» Requirement: Every entry must be copied word for word.

[Chart and figure data]
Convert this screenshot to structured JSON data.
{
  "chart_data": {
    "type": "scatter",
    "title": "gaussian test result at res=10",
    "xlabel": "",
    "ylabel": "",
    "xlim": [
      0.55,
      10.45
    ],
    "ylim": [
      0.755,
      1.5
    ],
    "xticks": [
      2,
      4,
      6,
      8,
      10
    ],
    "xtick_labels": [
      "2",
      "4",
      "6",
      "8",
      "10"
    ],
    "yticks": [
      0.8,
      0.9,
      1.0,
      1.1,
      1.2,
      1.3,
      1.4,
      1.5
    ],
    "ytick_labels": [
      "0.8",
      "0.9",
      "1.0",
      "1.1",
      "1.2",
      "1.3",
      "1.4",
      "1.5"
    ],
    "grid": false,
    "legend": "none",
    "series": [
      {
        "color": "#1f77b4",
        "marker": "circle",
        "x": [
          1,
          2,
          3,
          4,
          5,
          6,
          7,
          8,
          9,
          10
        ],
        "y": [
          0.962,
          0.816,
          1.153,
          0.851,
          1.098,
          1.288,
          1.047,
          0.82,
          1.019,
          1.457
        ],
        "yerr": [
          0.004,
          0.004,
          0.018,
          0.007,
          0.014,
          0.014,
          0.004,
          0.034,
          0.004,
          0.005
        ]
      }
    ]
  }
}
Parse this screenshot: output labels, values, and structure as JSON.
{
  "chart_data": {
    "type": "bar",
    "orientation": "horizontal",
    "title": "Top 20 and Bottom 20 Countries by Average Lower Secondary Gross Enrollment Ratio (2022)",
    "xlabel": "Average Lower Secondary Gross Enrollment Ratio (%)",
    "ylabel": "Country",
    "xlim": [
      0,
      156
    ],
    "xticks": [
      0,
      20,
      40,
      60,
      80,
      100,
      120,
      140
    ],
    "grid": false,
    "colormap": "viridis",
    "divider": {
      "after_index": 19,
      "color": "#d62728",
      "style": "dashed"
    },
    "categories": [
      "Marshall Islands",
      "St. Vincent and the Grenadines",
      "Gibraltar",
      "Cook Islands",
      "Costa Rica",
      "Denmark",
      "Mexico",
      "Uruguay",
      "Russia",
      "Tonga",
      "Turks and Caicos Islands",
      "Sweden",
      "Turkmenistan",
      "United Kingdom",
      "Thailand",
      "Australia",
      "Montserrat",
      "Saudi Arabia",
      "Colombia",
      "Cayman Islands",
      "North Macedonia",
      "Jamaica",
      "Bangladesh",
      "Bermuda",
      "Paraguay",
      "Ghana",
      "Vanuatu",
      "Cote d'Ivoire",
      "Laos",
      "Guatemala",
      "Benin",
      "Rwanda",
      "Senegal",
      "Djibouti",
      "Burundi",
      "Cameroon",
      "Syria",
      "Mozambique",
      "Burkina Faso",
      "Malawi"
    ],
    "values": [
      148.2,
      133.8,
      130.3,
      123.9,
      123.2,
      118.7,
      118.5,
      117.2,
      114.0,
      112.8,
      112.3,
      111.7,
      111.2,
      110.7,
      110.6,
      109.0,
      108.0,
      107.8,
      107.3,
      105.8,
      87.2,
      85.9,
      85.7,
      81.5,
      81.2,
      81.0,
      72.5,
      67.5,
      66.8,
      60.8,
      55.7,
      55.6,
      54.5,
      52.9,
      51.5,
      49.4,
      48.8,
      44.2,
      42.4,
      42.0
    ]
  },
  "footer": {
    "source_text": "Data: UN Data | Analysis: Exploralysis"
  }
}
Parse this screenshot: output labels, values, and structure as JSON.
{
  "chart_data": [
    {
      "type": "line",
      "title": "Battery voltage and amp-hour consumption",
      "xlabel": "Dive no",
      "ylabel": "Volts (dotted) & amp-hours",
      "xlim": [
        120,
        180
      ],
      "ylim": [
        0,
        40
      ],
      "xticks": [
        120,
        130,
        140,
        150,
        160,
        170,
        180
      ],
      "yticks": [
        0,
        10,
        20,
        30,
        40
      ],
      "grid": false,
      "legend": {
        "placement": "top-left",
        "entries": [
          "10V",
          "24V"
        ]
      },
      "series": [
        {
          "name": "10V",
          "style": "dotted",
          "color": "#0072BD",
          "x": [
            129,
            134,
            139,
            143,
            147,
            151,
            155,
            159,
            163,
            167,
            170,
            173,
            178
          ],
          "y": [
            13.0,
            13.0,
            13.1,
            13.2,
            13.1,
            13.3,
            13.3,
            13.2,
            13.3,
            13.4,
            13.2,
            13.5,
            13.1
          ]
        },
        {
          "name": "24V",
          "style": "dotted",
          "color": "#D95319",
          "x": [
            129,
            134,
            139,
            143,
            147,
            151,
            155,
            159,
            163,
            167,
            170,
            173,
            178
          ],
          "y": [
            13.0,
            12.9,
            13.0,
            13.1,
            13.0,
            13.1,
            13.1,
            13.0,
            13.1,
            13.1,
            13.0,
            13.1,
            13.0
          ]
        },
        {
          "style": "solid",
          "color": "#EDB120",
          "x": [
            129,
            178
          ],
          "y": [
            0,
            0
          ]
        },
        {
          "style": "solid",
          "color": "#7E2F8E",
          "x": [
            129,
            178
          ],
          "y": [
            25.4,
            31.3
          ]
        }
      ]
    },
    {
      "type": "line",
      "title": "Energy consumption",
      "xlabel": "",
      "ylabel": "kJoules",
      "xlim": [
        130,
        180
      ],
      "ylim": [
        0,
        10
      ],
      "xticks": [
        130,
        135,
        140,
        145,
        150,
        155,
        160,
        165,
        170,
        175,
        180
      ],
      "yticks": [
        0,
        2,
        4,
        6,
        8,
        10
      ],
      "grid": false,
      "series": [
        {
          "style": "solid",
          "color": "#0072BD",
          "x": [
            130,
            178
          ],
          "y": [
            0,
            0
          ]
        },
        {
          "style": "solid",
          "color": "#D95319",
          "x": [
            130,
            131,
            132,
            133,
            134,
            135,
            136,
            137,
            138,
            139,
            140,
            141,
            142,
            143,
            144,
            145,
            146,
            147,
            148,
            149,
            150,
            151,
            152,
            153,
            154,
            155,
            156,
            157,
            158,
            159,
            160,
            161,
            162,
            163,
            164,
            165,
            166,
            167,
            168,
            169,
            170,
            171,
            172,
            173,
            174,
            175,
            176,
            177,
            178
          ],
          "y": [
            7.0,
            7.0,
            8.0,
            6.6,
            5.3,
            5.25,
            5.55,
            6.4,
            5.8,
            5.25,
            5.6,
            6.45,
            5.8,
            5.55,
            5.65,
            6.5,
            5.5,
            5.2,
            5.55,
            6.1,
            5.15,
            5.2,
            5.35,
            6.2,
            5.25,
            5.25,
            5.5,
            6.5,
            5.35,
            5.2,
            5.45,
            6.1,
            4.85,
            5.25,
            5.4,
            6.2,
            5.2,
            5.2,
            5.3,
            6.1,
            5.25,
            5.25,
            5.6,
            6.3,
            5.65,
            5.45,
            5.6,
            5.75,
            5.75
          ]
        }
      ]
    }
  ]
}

» Answer to the exercise:
Convert this screenshot to structured JSON data.
{
  "chart_data": {
    "type": "scatter",
    "title": "gaussian test result at res=10",
    "xlabel": "",
    "ylabel": "",
    "xlim": [
      0.55,
      10.45
    ],
    "ylim": [
      0.755,
      1.5
    ],
    "xticks": [
      2,
      4,
      6,
      8,
      10
    ],
    "xtick_labels": [
      "2",
      "4",
      "6",
      "8",
      "10"
    ],
    "yticks": [
      0.8,
      0.9,
      1.0,
      1.1,
      1.2,
      1.3,
      1.4,
      1.5
    ],
    "ytick_labels": [
      "0.8",
      "0.9",
      "1.0",
      "1.1",
      "1.2",
      "1.3",
      "1.4",
      "1.5"
    ],
    "grid": false,
    "legend": "none",
    "series": [
      {
        "color": "#1f77b4",
        "marker": "circle",
        "x": [
          1,
          2,
          3,
          4,
          5,
          6,
          7,
          8,
          9,
          10
        ],
        "y": [
          0.962,
          0.816,
          1.153,
          0.851,
          1.098,
          1.288,
          1.047,
          0.82,
          1.019,
          1.457
        ],
        "yerr": [
          0.004,
          0.004,
          0.018,
          0.007,
          0.014,
          0.014,
          0.004,
          0.034,
          0.004,
          0.005
        ]
      }
    ]
  }
}
Parse this screenshot: output labels, values, and structure as JSON.
{
  "chart_data": {
    "type": "bar",
    "orientation": "horizontal",
    "title": "Top 20 and Bottom 20 Countries by Average Lower Secondary Gross Enrollment Ratio (2022)",
    "xlabel": "Average Lower Secondary Gross Enrollment Ratio (%)",
    "ylabel": "Country",
    "xlim": [
      0,
      156
    ],
    "xticks": [
      0,
      20,
      40,
      60,
      80,
      100,
      120,
      140
    ],
    "grid": false,
    "colormap": "viridis",
    "divider": {
      "after_index": 19,
      "color": "#d62728",
      "style": "dashed"
    },
    "categories": [
      "Marshall Islands",
      "St. Vincent and the Grenadines",
      "Gibraltar",
      "Cook Islands",
      "Costa Rica",
      "Denmark",
      "Mexico",
      "Uruguay",
      "Russia",
      "Tonga",
      "Turks and Caicos Islands",
      "Sweden",
      "Turkmenistan",
      "United Kingdom",
      "Thailand",
      "Australia",
      "Montserrat",
      "Saudi Arabia",
      "Colombia",
      "Cayman Islands",
      "North Macedonia",
      "Jamaica",
      "Bangladesh",
      "Bermuda",
      "Paraguay",
      "Ghana",
      "Vanuatu",
      "Cote d'Ivoire",
      "Laos",
      "Guatemala",
      "Benin",
      "Rwanda",
      "Senegal",
      "Djibouti",
      "Burundi",
      "Cameroon",
      "Syria",
      "Mozambique",
      "Burkina Faso",
      "Malawi"
    ],
    "values": [
      148.2,
      133.8,
      130.3,
      123.9,
      123.2,
      118.7,
      118.5,
      117.2,
      114.0,
      112.8,
      112.3,
      111.7,
      111.2,
      110.7,
      110.6,
      109.0,
      108.0,
      107.8,
      107.3,
      105.8,
      87.2,
      85.9,
      85.7,
      81.5,
      81.2,
      81.0,
      72.5,
      67.5,
      66.8,
      60.8,
      55.7,
      55.6,
      54.5,
      52.9,
      51.5,
      49.4,
      48.8,
      44.2,
      42.4,
      42.0
    ]
  },
  "footer": {
    "source_text": "Data: UN Data | Analysis: Exploralysis"
  }
}
Parse this screenshot: output labels, values, and structure as JSON.
{
  "chart_data": [
    {
      "type": "line",
      "title": "Battery voltage and amp-hour consumption",
      "xlabel": "Dive no",
      "ylabel": "Volts (dotted) & amp-hours",
      "xlim": [
        120,
        180
      ],
      "ylim": [
        0,
        40
      ],
      "xticks": [
        120,
        130,
        140,
        150,
        160,
        170,
        180
      ],
      "yticks": [
        0,
        10,
        20,
        30,
        40
      ],
      "grid": false,
      "legend": {
        "placement": "top-left",
        "entries": [
          "10V",
          "24V"
        ]
      },
      "series": [
        {
          "name": "10V",
          "style": "dotted",
          "color": "#0072BD",
          "x": [
            129,
            134,
            139,
            143,
            147,
            151,
            155,
            159,
            163,
            167,
            170,
            173,
            178
          ],
          "y": [
            13.0,
            13.0,
            13.1,
            13.2,
            13.1,
            13.3,
            13.3,
            13.2,
            13.3,
            13.4,
            13.2,
            13.5,
            13.1
          ]
        },
        {
          "name": "24V",
          "style": "dotted",
          "color": "#D95319",
          "x": [
            129,
            134,
            139,
            143,
            147,
            151,
            155,
            159,
            163,
            167,
            170,
            173,
            178
          ],
          "y": [
            13.0,
            12.9,
            13.0,
            13.1,
            13.0,
            13.1,
            13.1,
            13.0,
            13.1,
            13.1,
            13.0,
            13.1,
            13.0
          ]
        },
        {
          "style": "solid",
          "color": "#EDB120",
          "x": [
            129,
            178
          ],
          "y": [
            0,
            0
          ]
        },
        {
          "style": "solid",
          "color": "#7E2F8E",
          "x": [
            129,
            178
          ],
          "y": [
            25.4,
            31.3
          ]
        }
      ]
    },
    {
      "type": "line",
      "title": "Energy consumption",
      "xlabel": "",
      "ylabel": "kJoules",
      "xlim": [
        130,
        180
      ],
      "ylim": [
        0,
        10
      ],
      "xticks": [
        130,
        135,
        140,
        145,
        150,
        155,
        160,
        165,
        170,
        175,
        180
      ],
      "yticks": [
        0,
        2,
        4,
        6,
        8,
        10
      ],
      "grid": false,
      "series": [
        {
          "style": "solid",
          "color": "#0072BD",
          "x": [
            130,
            178
          ],
          "y": [
            0,
            0
          ]
        },
        {
          "style": "solid",
          "color": "#D95319",
          "x": [
            130,
            131,
            132,
            133,
            134,
            135,
            136,
            137,
            138,
            139,
            140,
            141,
            142,
            143,
            144,
            145,
            146,
            147,
            148,
            149,
            150,
            151,
            152,
            153,
            154,
            155,
            156,
            157,
            158,
            159,
            160,
            161,
            162,
            163,
            164,
            165,
            166,
            167,
            168,
            169,
            170,
            171,
            172,
            173,
            174,
            175,
            176,
            177,
            178
          ],
          "y": [
            7.0,
            7.0,
            8.0,
            6.6,
            5.3,
            5.25,
            5.55,
            6.4,
            5.8,
            5.25,
            5.6,
            6.45,
            5.8,
            5.55,
            5.65,
            6.5,
            5.5,
            5.2,
            5.55,
            6.1,
            5.15,
            5.2,
            5.35,
            6.2,
            5.25,
            5.25,
            5.5,
            6.5,
            5.35,
            5.2,
            5.45,
            6.1,
            4.85,
            5.25,
            5.4,
            6.2,
            5.2,
            5.2,
            5.3,
            6.1,
            5.25,
            5.25,
            5.6,
            6.3,
            5.65,
            5.45,
            5.6,
            5.75,
            5.75
          ]
        }
      ]
    }
  ]
}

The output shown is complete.